=== WHAT TO DO ===
The records that follow must be repeated verbatim, every one of them.

=== PROVIDED INFORMATION ===
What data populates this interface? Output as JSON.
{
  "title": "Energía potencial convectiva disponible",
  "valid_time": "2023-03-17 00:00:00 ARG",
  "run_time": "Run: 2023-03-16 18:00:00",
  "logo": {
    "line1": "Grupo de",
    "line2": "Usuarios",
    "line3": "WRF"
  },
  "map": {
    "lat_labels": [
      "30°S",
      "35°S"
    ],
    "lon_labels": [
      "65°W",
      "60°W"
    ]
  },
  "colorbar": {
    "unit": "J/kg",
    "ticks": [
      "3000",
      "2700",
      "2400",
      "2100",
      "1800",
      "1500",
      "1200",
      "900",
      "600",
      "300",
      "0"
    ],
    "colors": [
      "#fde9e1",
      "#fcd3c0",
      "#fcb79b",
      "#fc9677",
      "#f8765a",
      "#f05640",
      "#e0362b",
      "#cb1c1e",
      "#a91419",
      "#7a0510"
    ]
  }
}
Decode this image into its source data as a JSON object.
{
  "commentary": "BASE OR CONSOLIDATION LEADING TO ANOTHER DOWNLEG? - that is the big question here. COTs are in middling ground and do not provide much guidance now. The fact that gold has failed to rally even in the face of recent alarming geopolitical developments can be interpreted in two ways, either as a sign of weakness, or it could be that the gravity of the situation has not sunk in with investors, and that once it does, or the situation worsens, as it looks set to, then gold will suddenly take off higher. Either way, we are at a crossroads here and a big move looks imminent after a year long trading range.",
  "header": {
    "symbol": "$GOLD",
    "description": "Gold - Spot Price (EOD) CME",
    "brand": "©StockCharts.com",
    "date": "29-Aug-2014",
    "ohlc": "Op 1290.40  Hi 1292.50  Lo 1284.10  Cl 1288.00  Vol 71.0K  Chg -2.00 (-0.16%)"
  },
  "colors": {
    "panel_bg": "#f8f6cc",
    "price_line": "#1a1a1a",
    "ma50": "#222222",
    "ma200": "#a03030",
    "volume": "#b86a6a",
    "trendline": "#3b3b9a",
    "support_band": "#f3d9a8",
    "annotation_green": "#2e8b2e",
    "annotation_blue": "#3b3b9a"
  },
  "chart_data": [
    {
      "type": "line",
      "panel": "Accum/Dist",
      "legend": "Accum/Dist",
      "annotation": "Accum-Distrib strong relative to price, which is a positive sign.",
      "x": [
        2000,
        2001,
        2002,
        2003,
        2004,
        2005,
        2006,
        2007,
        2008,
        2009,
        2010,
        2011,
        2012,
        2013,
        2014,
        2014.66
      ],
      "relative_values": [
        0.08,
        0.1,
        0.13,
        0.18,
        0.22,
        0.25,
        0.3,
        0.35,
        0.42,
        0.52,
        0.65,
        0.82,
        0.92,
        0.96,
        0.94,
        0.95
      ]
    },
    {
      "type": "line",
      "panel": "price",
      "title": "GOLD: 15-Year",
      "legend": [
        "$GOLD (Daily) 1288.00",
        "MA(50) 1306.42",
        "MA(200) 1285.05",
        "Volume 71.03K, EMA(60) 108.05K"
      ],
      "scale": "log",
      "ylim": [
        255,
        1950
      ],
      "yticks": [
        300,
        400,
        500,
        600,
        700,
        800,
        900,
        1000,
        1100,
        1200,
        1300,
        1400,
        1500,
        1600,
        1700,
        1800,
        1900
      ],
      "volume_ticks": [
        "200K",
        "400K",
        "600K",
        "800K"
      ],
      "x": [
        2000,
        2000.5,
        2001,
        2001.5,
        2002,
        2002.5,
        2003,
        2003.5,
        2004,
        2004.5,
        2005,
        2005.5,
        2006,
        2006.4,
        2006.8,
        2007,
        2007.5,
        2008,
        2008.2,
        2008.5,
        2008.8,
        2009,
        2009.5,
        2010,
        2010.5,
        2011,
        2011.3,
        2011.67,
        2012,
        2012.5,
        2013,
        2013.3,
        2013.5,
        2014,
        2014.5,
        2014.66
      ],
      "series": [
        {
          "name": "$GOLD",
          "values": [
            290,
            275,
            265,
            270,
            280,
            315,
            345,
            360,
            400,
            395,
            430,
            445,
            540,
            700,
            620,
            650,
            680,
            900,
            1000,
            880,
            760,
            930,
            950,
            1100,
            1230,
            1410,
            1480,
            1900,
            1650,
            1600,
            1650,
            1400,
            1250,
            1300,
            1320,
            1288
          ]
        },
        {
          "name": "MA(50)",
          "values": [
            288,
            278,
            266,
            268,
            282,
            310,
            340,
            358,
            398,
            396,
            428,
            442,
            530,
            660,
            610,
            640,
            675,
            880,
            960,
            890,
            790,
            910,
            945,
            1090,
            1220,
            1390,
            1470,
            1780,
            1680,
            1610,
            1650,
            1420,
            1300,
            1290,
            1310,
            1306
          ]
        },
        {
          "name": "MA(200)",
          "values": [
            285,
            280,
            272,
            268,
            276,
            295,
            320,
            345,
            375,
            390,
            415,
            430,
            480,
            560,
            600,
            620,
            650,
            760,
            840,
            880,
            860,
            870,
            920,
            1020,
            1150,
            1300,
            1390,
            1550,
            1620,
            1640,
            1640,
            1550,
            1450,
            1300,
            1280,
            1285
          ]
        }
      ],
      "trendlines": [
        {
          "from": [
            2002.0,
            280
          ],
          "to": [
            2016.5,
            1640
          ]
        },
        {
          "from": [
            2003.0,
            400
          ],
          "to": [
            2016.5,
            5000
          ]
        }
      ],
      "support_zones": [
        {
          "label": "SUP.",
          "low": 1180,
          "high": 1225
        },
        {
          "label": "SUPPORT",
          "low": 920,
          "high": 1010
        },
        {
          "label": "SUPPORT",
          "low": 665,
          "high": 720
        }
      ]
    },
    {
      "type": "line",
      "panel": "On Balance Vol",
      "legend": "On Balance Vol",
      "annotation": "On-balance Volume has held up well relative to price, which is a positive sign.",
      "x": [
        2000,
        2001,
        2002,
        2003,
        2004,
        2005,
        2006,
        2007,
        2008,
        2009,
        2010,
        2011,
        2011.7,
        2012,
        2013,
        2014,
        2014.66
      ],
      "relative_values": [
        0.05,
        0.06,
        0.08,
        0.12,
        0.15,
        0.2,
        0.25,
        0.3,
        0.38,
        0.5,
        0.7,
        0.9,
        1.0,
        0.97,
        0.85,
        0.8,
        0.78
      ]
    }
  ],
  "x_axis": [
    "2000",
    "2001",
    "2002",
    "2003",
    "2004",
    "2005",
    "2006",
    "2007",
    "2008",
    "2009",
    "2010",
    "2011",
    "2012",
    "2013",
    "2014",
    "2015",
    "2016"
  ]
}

=== REPLY TO THE EXERCISE ===
What data populates this interface? Output as JSON.
{
  "title": "Energía potencial convectiva disponible",
  "valid_time": "2023-03-17 00:00:00 ARG",
  "run_time": "Run: 2023-03-16 18:00:00",
  "logo": {
    "line1": "Grupo de",
    "line2": "Usuarios",
    "line3": "WRF"
  },
  "map": {
    "lat_labels": [
      "30°S",
      "35°S"
    ],
    "lon_labels": [
      "65°W",
      "60°W"
    ]
  },
  "colorbar": {
    "unit": "J/kg",
    "ticks": [
      "3000",
      "2700",
      "2400",
      "2100",
      "1800",
      "1500",
      "1200",
      "900",
      "600",
      "300",
      "0"
    ],
    "colors": [
      "#fde9e1",
      "#fcd3c0",
      "#fcb79b",
      "#fc9677",
      "#f8765a",
      "#f05640",
      "#e0362b",
      "#cb1c1e",
      "#a91419",
      "#7a0510"
    ]
  }
}
Decode this image into its source data as a JSON object.
{
  "commentary": "BASE OR CONSOLIDATION LEADING TO ANOTHER DOWNLEG? - that is the big question here. COTs are in middling ground and do not provide much guidance now. The fact that gold has failed to rally even in the face of recent alarming geopolitical developments can be interpreted in two ways, either as a sign of weakness, or it could be that the gravity of the situation has not sunk in with investors, and that once it does, or the situation worsens, as it looks set to, then gold will suddenly take off higher. Either way, we are at a crossroads here and a big move looks imminent after a year long trading range.",
  "header": {
    "symbol": "$GOLD",
    "description": "Gold - Spot Price (EOD) CME",
    "brand": "©StockCharts.com",
    "date": "29-Aug-2014",
    "ohlc": "Op 1290.40  Hi 1292.50  Lo 1284.10  Cl 1288.00  Vol 71.0K  Chg -2.00 (-0.16%)"
  },
  "colors": {
    "panel_bg": "#f8f6cc",
    "price_line": "#1a1a1a",
    "ma50": "#222222",
    "ma200": "#a03030",
    "volume": "#b86a6a",
    "trendline": "#3b3b9a",
    "support_band": "#f3d9a8",
    "annotation_green": "#2e8b2e",
    "annotation_blue": "#3b3b9a"
  },
  "chart_data": [
    {
      "type": "line",
      "panel": "Accum/Dist",
      "legend": "Accum/Dist",
      "annotation": "Accum-Distrib strong relative to price, which is a positive sign.",
      "x": [
        2000,
        2001,
        2002,
        2003,
        2004,
        2005,
        2006,
        2007,
        2008,
        2009,
        2010,
        2011,
        2012,
        2013,
        2014,
        2014.66
      ],
      "relative_values": [
        0.08,
        0.1,
        0.13,
        0.18,
        0.22,
        0.25,
        0.3,
        0.35,
        0.42,
        0.52,
        0.65,
        0.82,
        0.92,
        0.96,
        0.94,
        0.95
      ]
    },
    {
      "type": "line",
      "panel": "price",
      "title": "GOLD: 15-Year",
      "legend": [
        "$GOLD (Daily) 1288.00",
        "MA(50) 1306.42",
        "MA(200) 1285.05",
        "Volume 71.03K, EMA(60) 108.05K"
      ],
      "scale": "log",
      "ylim": [
        255,
        1950
      ],
      "yticks": [
        300,
        400,
        500,
        600,
        700,
        800,
        900,
        1000,
        1100,
        1200,
        1300,
        1400,
        1500,
        1600,
        1700,
        1800,
        1900
      ],
      "volume_ticks": [
        "200K",
        "400K",
        "600K",
        "800K"
      ],
      "x": [
        2000,
        2000.5,
        2001,
        2001.5,
        2002,
        2002.5,
        2003,
        2003.5,
        2004,
        2004.5,
        2005,
        2005.5,
        2006,
        2006.4,
        2006.8,
        2007,
        2007.5,
        2008,
        2008.2,
        2008.5,
        2008.8,
        2009,
        2009.5,
        2010,
        2010.5,
        2011,
        2011.3,
        2011.67,
        2012,
        2012.5,
        2013,
        2013.3,
        2013.5,
        2014,
        2014.5,
        2014.66
      ],
      "series": [
        {
          "name": "$GOLD",
          "values": [
            290,
            275,
            265,
            270,
            280,
            315,
            345,
            360,
            400,
            395,
            430,
            445,
            540,
            700,
            620,
            650,
            680,
            900,
            1000,
            880,
            760,
            930,
            950,
            1100,
            1230,
            1410,
            1480,
            1900,
            1650,
            1600,
            1650,
            1400,
            1250,
            1300,
            1320,
            1288
          ]
        },
        {
          "name": "MA(50)",
          "values": [
            288,
            278,
            266,
            268,
            282,
            310,
            340,
            358,
            398,
            396,
            428,
            442,
            530,
            660,
            610,
            640,
            675,
            880,
            960,
            890,
            790,
            910,
            945,
            1090,
            1220,
            1390,
            1470,
            1780,
            1680,
            1610,
            1650,
            1420,
            1300,
            1290,
            1310,
            1306
          ]
        },
        {
          "name": "MA(200)",
          "values": [
            285,
            280,
            272,
            268,
            276,
            295,
            320,
            345,
            375,
            390,
            415,
            430,
            480,
            560,
            600,
            620,
            650,
            760,
            840,
            880,
            860,
            870,
            920,
            1020,
            1150,
            1300,
            1390,
            1550,
            1620,
            1640,
            1640,
            1550,
            1450,
            1300,
            1280,
            1285
          ]
        }
      ],
      "trendlines": [
        {
          "from": [
            2002.0,
            280
          ],
          "to": [
            2016.5,
            1640
          ]
        },
        {
          "from": [
            2003.0,
            400
          ],
          "to": [
            2016.5,
            5000
          ]
        }
      ],
      "support_zones": [
        {
          "label": "SUP.",
          "low": 1180,
          "high": 1225
        },
        {
          "label": "SUPPORT",
          "low": 920,
          "high": 1010
        },
        {
          "label": "SUPPORT",
          "low": 665,
          "high": 720
        }
      ]
    },
    {
      "type": "line",
      "panel": "On Balance Vol",
      "legend": "On Balance Vol",
      "annotation": "On-balance Volume has held up well relative to price, which is a positive sign.",
      "x": [
        2000,
        2001,
        2002,
        2003,
        2004,
        2005,
        2006,
        2007,
        2008,
        2009,
        2010,
        2011,
        2011.7,
        2012,
        2013,
        2014,
        2014.66
      ],
      "relative_values": [
        0.05,
        0.06,
        0.08,
        0.12,
        0.15,
        0.2,
        0.25,
        0.3,
        0.38,
        0.5,
        0.7,
        0.9,
        1.0,
        0.97,
        0.85,
        0.8,
        0.78
      ]
    }
  ],
  "x_axis": [
    "2000",
    "2001",
    "2002",
    "2003",
    "2004",
    "2005",
    "2006",
    "2007",
    "2008",
    "2009",
    "2010",
    "2011",
    "2012",
    "2013",
    "2014",
    "2015",
    "2016"
  ]
}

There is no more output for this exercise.